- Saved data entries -
* BEGIN *
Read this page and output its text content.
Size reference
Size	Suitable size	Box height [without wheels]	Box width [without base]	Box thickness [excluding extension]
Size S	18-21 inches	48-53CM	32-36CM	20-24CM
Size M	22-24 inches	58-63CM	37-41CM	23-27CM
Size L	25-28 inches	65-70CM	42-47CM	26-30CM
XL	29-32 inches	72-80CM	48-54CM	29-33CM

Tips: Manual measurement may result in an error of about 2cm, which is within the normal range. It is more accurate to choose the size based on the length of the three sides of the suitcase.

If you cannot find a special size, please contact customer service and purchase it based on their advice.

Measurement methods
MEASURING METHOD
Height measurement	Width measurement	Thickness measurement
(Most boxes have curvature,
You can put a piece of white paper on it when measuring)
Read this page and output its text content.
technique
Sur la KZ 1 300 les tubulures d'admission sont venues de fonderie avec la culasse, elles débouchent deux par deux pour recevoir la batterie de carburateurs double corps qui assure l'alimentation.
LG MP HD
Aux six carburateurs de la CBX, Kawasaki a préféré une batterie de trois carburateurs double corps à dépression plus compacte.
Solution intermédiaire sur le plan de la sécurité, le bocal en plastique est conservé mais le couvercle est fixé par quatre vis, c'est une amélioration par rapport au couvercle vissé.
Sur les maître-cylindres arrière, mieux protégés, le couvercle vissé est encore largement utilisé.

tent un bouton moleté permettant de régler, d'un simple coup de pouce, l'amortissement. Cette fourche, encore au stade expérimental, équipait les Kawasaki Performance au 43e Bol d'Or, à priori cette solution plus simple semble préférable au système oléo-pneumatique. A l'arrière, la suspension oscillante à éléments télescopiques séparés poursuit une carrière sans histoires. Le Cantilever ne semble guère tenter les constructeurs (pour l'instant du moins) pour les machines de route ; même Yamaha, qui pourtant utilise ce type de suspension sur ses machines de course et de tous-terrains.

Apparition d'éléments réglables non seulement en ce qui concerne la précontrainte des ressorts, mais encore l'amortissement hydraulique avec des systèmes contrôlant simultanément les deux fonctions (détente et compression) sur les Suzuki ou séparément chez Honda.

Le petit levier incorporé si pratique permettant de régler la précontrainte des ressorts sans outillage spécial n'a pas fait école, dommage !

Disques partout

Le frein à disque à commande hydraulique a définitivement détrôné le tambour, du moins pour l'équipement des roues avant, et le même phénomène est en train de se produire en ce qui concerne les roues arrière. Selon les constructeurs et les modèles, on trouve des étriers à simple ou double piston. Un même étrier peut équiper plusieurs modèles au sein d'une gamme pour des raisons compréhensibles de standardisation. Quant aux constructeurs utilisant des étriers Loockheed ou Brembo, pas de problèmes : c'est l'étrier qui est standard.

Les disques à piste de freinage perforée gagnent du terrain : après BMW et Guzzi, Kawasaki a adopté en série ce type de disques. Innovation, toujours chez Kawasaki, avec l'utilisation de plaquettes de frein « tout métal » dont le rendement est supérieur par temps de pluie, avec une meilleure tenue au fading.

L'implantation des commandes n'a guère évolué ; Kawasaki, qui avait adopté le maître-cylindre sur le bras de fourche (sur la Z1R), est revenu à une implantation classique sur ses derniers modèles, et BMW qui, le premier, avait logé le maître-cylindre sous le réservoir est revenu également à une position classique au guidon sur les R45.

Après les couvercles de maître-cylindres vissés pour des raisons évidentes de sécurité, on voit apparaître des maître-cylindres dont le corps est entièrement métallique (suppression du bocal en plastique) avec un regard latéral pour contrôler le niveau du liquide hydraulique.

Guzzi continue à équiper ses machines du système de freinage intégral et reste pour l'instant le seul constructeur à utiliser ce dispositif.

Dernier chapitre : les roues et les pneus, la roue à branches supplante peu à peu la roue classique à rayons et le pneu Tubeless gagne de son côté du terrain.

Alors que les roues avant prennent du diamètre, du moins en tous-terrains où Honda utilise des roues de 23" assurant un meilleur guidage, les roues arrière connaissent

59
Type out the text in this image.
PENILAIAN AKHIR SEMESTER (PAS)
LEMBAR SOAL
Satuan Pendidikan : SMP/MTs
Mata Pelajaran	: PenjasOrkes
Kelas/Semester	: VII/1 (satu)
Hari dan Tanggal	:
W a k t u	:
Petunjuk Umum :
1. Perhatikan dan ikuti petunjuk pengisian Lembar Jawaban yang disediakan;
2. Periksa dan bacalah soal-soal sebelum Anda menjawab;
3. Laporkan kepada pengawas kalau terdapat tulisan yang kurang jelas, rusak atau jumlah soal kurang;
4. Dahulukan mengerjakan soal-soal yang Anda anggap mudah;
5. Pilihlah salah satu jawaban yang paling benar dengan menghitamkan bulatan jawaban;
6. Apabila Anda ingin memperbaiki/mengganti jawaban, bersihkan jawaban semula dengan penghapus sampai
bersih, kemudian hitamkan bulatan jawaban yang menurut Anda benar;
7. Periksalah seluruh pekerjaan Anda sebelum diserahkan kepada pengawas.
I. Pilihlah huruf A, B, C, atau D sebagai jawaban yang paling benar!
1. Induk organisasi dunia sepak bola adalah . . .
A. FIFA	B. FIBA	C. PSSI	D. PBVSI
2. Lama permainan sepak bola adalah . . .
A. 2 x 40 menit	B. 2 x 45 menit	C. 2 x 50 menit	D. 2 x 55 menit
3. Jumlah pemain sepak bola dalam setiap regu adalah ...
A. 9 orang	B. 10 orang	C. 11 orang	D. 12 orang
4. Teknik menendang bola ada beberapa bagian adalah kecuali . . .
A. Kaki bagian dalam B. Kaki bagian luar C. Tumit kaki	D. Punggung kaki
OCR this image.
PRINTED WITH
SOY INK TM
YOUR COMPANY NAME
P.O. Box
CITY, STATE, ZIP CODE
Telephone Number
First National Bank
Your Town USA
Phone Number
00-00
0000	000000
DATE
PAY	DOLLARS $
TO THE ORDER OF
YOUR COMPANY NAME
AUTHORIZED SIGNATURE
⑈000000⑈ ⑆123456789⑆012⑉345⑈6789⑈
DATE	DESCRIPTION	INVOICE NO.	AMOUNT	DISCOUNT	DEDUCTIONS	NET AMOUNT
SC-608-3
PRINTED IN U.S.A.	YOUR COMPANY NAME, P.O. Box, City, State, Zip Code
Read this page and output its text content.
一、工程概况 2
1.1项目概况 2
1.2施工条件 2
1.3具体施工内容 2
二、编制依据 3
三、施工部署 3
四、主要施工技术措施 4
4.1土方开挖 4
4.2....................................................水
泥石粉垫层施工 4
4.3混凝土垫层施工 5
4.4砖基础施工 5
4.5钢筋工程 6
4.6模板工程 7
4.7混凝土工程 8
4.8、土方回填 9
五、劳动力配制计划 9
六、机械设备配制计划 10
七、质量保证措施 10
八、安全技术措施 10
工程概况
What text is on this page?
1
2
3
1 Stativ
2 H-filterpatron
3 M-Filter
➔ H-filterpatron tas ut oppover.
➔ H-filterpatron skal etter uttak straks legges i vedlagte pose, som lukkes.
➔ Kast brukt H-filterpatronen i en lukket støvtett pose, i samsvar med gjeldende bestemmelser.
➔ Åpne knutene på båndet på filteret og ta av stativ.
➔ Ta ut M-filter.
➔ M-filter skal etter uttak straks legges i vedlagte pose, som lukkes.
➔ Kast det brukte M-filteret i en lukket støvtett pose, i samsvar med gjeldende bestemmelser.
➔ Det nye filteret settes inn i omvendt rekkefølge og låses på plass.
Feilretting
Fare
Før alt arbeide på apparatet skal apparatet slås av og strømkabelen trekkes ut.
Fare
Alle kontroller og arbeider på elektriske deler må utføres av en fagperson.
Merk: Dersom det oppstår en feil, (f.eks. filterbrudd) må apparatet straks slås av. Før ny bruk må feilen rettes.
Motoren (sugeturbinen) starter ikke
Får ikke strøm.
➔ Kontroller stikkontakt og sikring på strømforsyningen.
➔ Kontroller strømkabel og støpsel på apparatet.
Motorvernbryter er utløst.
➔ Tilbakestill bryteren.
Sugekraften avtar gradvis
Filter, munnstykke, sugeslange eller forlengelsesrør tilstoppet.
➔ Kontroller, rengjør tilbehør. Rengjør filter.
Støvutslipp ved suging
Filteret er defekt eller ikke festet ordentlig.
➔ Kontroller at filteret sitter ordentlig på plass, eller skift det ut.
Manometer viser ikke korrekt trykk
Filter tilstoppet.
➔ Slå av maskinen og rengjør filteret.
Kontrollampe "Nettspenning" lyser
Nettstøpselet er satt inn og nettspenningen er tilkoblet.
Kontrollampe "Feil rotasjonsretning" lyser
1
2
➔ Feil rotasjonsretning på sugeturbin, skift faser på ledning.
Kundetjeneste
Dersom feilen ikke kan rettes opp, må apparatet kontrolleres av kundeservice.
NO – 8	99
* END *
- What is expected -
Show every line of the records above that contains the word "skal".

- Correct answer -
➔ H-filterpatron skal etter uttak straks legges i vedlagte pose, som lukkes.
➔ M-filter skal etter uttak straks legges i vedlagte pose, som lukkes.
Før alt arbeide på apparatet skal apparatet slås av og strømkabelen trekkes ut.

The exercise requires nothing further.